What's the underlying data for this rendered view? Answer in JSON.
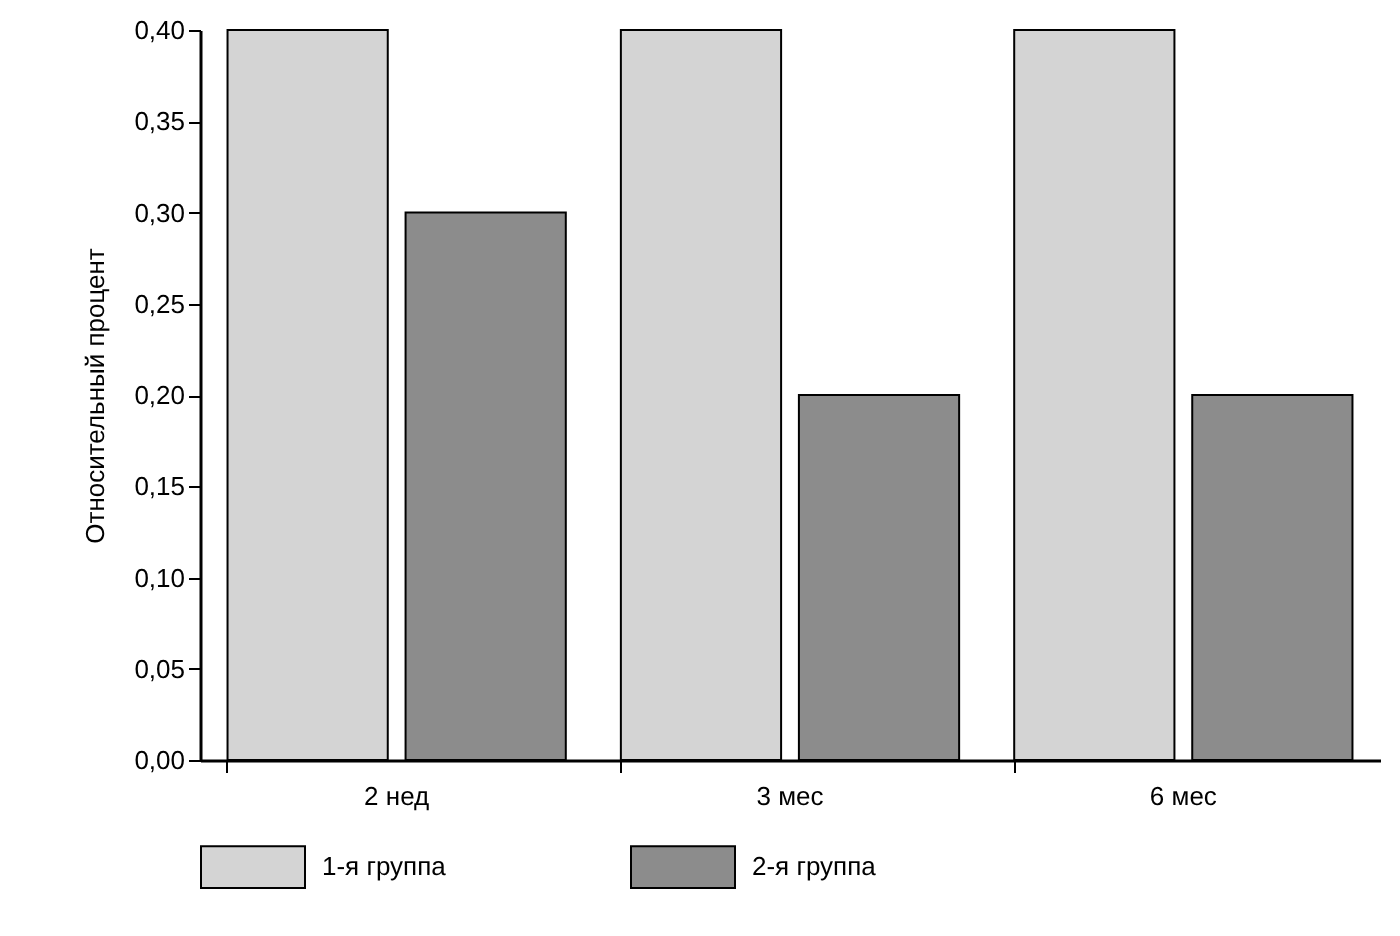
{
  "chart_data": {
    "type": "bar",
    "ylabel": "Относительный процент",
    "categories": [
      "2 нед",
      "3 мес",
      "6 мес"
    ],
    "series": [
      {
        "name": "1-я группа",
        "color": "#d4d4d4",
        "values": [
          0.4,
          0.4,
          0.4
        ]
      },
      {
        "name": "2-я группа",
        "color": "#8c8c8c",
        "values": [
          0.3,
          0.2,
          0.2
        ]
      }
    ],
    "ylim": [
      0,
      0.4
    ],
    "yticks": [
      {
        "value": 0,
        "label": "0,00"
      },
      {
        "value": 0.05,
        "label": "0,05"
      },
      {
        "value": 0.1,
        "label": "0,10"
      },
      {
        "value": 0.15,
        "label": "0,15"
      },
      {
        "value": 0.2,
        "label": "0,20"
      },
      {
        "value": 0.25,
        "label": "0,25"
      },
      {
        "value": 0.3,
        "label": "0,30"
      },
      {
        "value": 0.35,
        "label": "0,35"
      },
      {
        "value": 0.4,
        "label": "0,40"
      }
    ],
    "grid": false,
    "legend": "bottom"
  }
}
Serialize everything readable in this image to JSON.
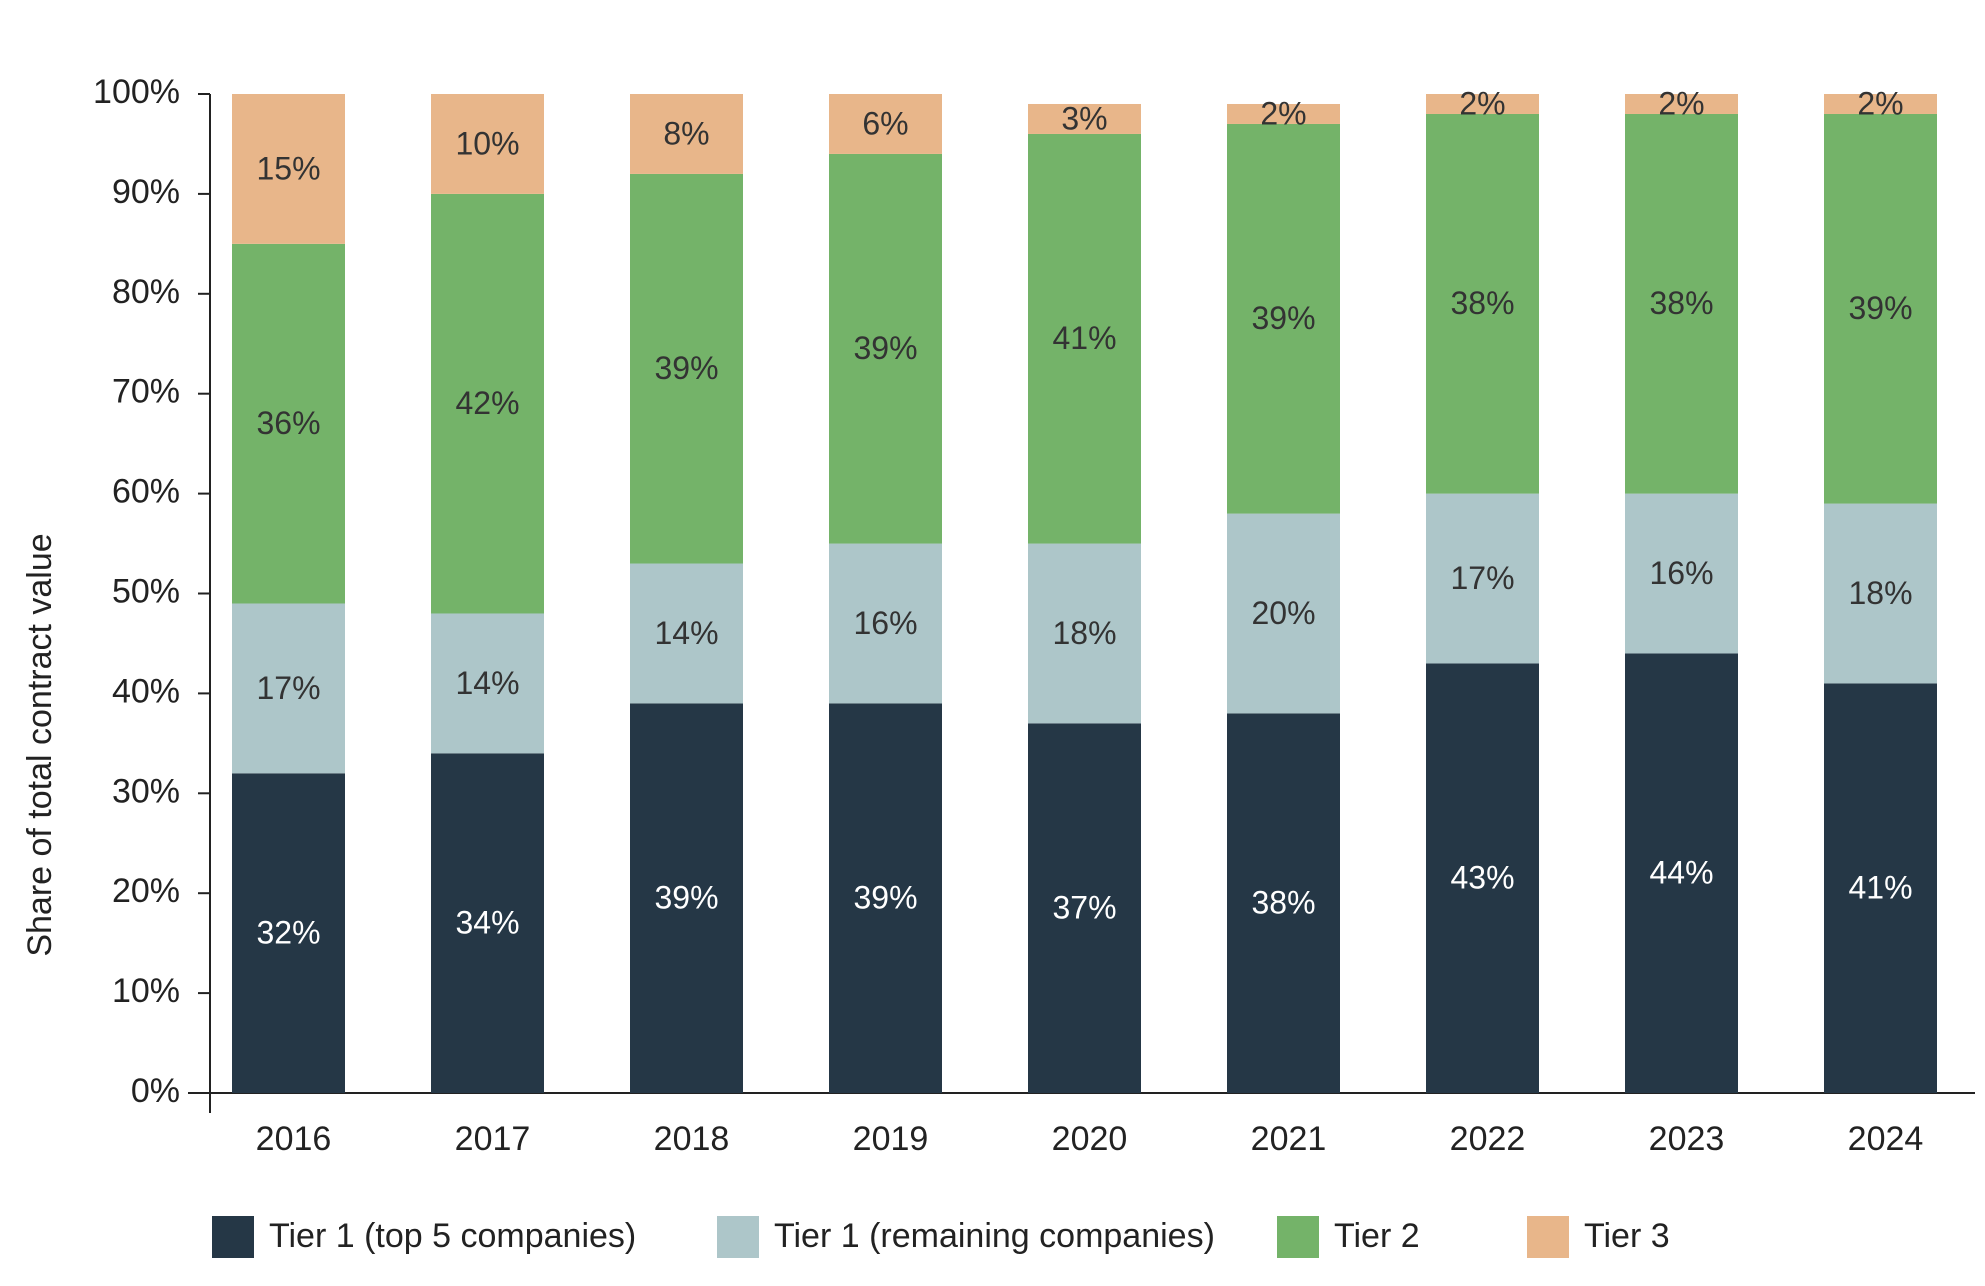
{
  "chart_data": {
    "type": "stacked-bar",
    "y_label": "Share of total contract value",
    "categories": [
      "2016",
      "2017",
      "2018",
      "2019",
      "2020",
      "2021",
      "2022",
      "2023",
      "2024"
    ],
    "series": [
      {
        "name": "Tier 1 (top 5 companies)",
        "color": "#253746",
        "values": [
          32,
          34,
          39,
          39,
          37,
          38,
          43,
          44,
          41
        ],
        "value_labels": [
          "32%",
          "34%",
          "39%",
          "39%",
          "37%",
          "38%",
          "43%",
          "44%",
          "41%"
        ]
      },
      {
        "name": "Tier 1 (remaining companies)",
        "color": "#adc6c9",
        "values": [
          17,
          14,
          14,
          16,
          18,
          20,
          17,
          16,
          18
        ],
        "value_labels": [
          "17%",
          "14%",
          "14%",
          "16%",
          "18%",
          "20%",
          "17%",
          "16%",
          "18%"
        ]
      },
      {
        "name": "Tier 2",
        "color": "#74b369",
        "values": [
          36,
          42,
          39,
          39,
          41,
          39,
          38,
          38,
          39
        ],
        "value_labels": [
          "36%",
          "42%",
          "39%",
          "39%",
          "41%",
          "39%",
          "38%",
          "38%",
          "39%"
        ]
      },
      {
        "name": "Tier 3",
        "color": "#e8b68a",
        "values": [
          15,
          10,
          8,
          6,
          3,
          2,
          2,
          2,
          2
        ],
        "value_labels": [
          "15%",
          "10%",
          "8%",
          "6%",
          "3%",
          "2%",
          "2%",
          "2%",
          "2%"
        ]
      }
    ],
    "ylim": [
      0,
      100
    ],
    "yticks": [
      {
        "value": 0,
        "label": "0%"
      },
      {
        "value": 10,
        "label": "10%"
      },
      {
        "value": 20,
        "label": "20%"
      },
      {
        "value": 30,
        "label": "30%"
      },
      {
        "value": 40,
        "label": "40%"
      },
      {
        "value": 50,
        "label": "50%"
      },
      {
        "value": 60,
        "label": "60%"
      },
      {
        "value": 70,
        "label": "70%"
      },
      {
        "value": 80,
        "label": "80%"
      },
      {
        "value": 90,
        "label": "90%"
      },
      {
        "value": 100,
        "label": "100%"
      }
    ],
    "grid": false
  }
}
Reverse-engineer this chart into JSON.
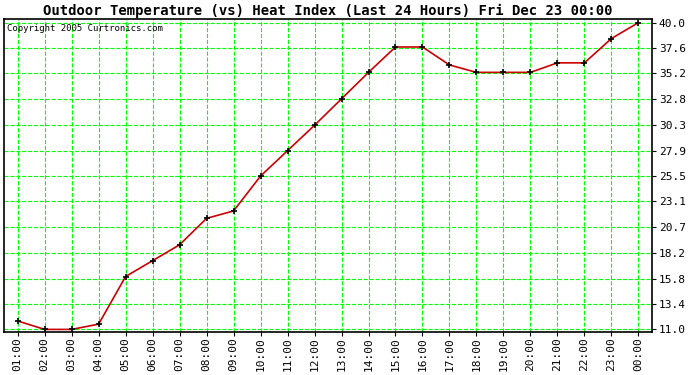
{
  "title": "Outdoor Temperature (vs) Heat Index (Last 24 Hours) Fri Dec 23 00:00",
  "copyright": "Copyright 2005 Curtronics.com",
  "x_labels": [
    "01:00",
    "02:00",
    "03:00",
    "04:00",
    "05:00",
    "06:00",
    "07:00",
    "08:00",
    "09:00",
    "10:00",
    "11:00",
    "12:00",
    "13:00",
    "14:00",
    "15:00",
    "16:00",
    "17:00",
    "18:00",
    "19:00",
    "20:00",
    "21:00",
    "22:00",
    "23:00",
    "00:00"
  ],
  "y_ticks": [
    11.0,
    13.4,
    15.8,
    18.2,
    20.7,
    23.1,
    25.5,
    27.9,
    30.3,
    32.8,
    35.2,
    37.6,
    40.0
  ],
  "y_min": 11.0,
  "y_max": 40.0,
  "temperatures": [
    11.8,
    11.0,
    11.0,
    11.5,
    16.0,
    17.5,
    19.0,
    21.5,
    22.2,
    25.5,
    27.9,
    30.3,
    32.8,
    35.3,
    37.7,
    37.7,
    36.0,
    35.3,
    35.3,
    35.3,
    36.2,
    36.2,
    38.5,
    40.0
  ],
  "line_color": "#cc0000",
  "marker_color": "#000000",
  "grid_color": "#00ff00",
  "plot_bg_color": "#ffffff",
  "fig_bg_color": "#ffffff",
  "border_color": "#000000",
  "title_fontsize": 10,
  "tick_fontsize": 8
}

Directions:
Set down every record once more, word for word, without pictures.

Correct result:
What's the underlying data for this rendered view? Answer in JSON.
{
  "chart_data": {
    "type": "bar",
    "ylabel": "Относительный процент",
    "categories": [
      "2 нед",
      "3 мес",
      "6 мес"
    ],
    "series": [
      {
        "name": "1-я группа",
        "color": "#d4d4d4",
        "values": [
          0.4,
          0.4,
          0.4
        ]
      },
      {
        "name": "2-я группа",
        "color": "#8c8c8c",
        "values": [
          0.3,
          0.2,
          0.2
        ]
      }
    ],
    "ylim": [
      0,
      0.4
    ],
    "yticks": [
      {
        "value": 0,
        "label": "0,00"
      },
      {
        "value": 0.05,
        "label": "0,05"
      },
      {
        "value": 0.1,
        "label": "0,10"
      },
      {
        "value": 0.15,
        "label": "0,15"
      },
      {
        "value": 0.2,
        "label": "0,20"
      },
      {
        "value": 0.25,
        "label": "0,25"
      },
      {
        "value": 0.3,
        "label": "0,30"
      },
      {
        "value": 0.35,
        "label": "0,35"
      },
      {
        "value": 0.4,
        "label": "0,40"
      }
    ],
    "grid": false,
    "legend": "bottom"
  }
}
Serialize everything readable in this image to JSON.
{
  "chart_data": {
    "type": "stacked-bar",
    "y_label": "Share of total contract value",
    "categories": [
      "2016",
      "2017",
      "2018",
      "2019",
      "2020",
      "2021",
      "2022",
      "2023",
      "2024"
    ],
    "series": [
      {
        "name": "Tier 1 (top 5 companies)",
        "color": "#253746",
        "values": [
          32,
          34,
          39,
          39,
          37,
          38,
          43,
          44,
          41
        ],
        "value_labels": [
          "32%",
          "34%",
          "39%",
          "39%",
          "37%",
          "38%",
          "43%",
          "44%",
          "41%"
        ]
      },
      {
        "name": "Tier 1 (remaining companies)",
        "color": "#adc6c9",
        "values": [
          17,
          14,
          14,
          16,
          18,
          20,
          17,
          16,
          18
        ],
        "value_labels": [
          "17%",
          "14%",
          "14%",
          "16%",
          "18%",
          "20%",
          "17%",
          "16%",
          "18%"
        ]
      },
      {
        "name": "Tier 2",
        "color": "#74b369",
        "values": [
          36,
          42,
          39,
          39,
          41,
          39,
          38,
          38,
          39
        ],
        "value_labels": [
          "36%",
          "42%",
          "39%",
          "39%",
          "41%",
          "39%",
          "38%",
          "38%",
          "39%"
        ]
      },
      {
        "name": "Tier 3",
        "color": "#e8b68a",
        "values": [
          15,
          10,
          8,
          6,
          3,
          2,
          2,
          2,
          2
        ],
        "value_labels": [
          "15%",
          "10%",
          "8%",
          "6%",
          "3%",
          "2%",
          "2%",
          "2%",
          "2%"
        ]
      }
    ],
    "ylim": [
      0,
      100
    ],
    "yticks": [
      {
        "value": 0,
        "label": "0%"
      },
      {
        "value": 10,
        "label": "10%"
      },
      {
        "value": 20,
        "label": "20%"
      },
      {
        "value": 30,
        "label": "30%"
      },
      {
        "value": 40,
        "label": "40%"
      },
      {
        "value": 50,
        "label": "50%"
      },
      {
        "value": 60,
        "label": "60%"
      },
      {
        "value": 70,
        "label": "70%"
      },
      {
        "value": 80,
        "label": "80%"
      },
      {
        "value": 90,
        "label": "90%"
      },
      {
        "value": 100,
        "label": "100%"
      }
    ],
    "grid": false
  }
}
Reverse-engineer this chart into JSON.
{
  "title": "Outdoor Temperature (vs) Heat Index (Last 24 Hours) Fri Dec 23 00:00",
  "copyright": "Copyright 2005 Curtronics.com",
  "x_labels": [
    "01:00",
    "02:00",
    "03:00",
    "04:00",
    "05:00",
    "06:00",
    "07:00",
    "08:00",
    "09:00",
    "10:00",
    "11:00",
    "12:00",
    "13:00",
    "14:00",
    "15:00",
    "16:00",
    "17:00",
    "18:00",
    "19:00",
    "20:00",
    "21:00",
    "22:00",
    "23:00",
    "00:00"
  ],
  "y_ticks": [
    11.0,
    13.4,
    15.8,
    18.2,
    20.7,
    23.1,
    25.5,
    27.9,
    30.3,
    32.8,
    35.2,
    37.6,
    40.0
  ],
  "y_min": 11.0,
  "y_max": 40.0,
  "temperatures": [
    11.8,
    11.0,
    11.0,
    11.5,
    16.0,
    17.5,
    19.0,
    21.5,
    22.2,
    25.5,
    27.9,
    30.3,
    32.8,
    35.3,
    37.7,
    37.7,
    36.0,
    35.3,
    35.3,
    35.3,
    36.2,
    36.2,
    38.5,
    40.0
  ],
  "line_color": "#cc0000",
  "marker_color": "#000000",
  "grid_color": "#00ff00",
  "plot_bg_color": "#ffffff",
  "fig_bg_color": "#ffffff",
  "border_color": "#000000",
  "title_fontsize": 10,
  "tick_fontsize": 8
}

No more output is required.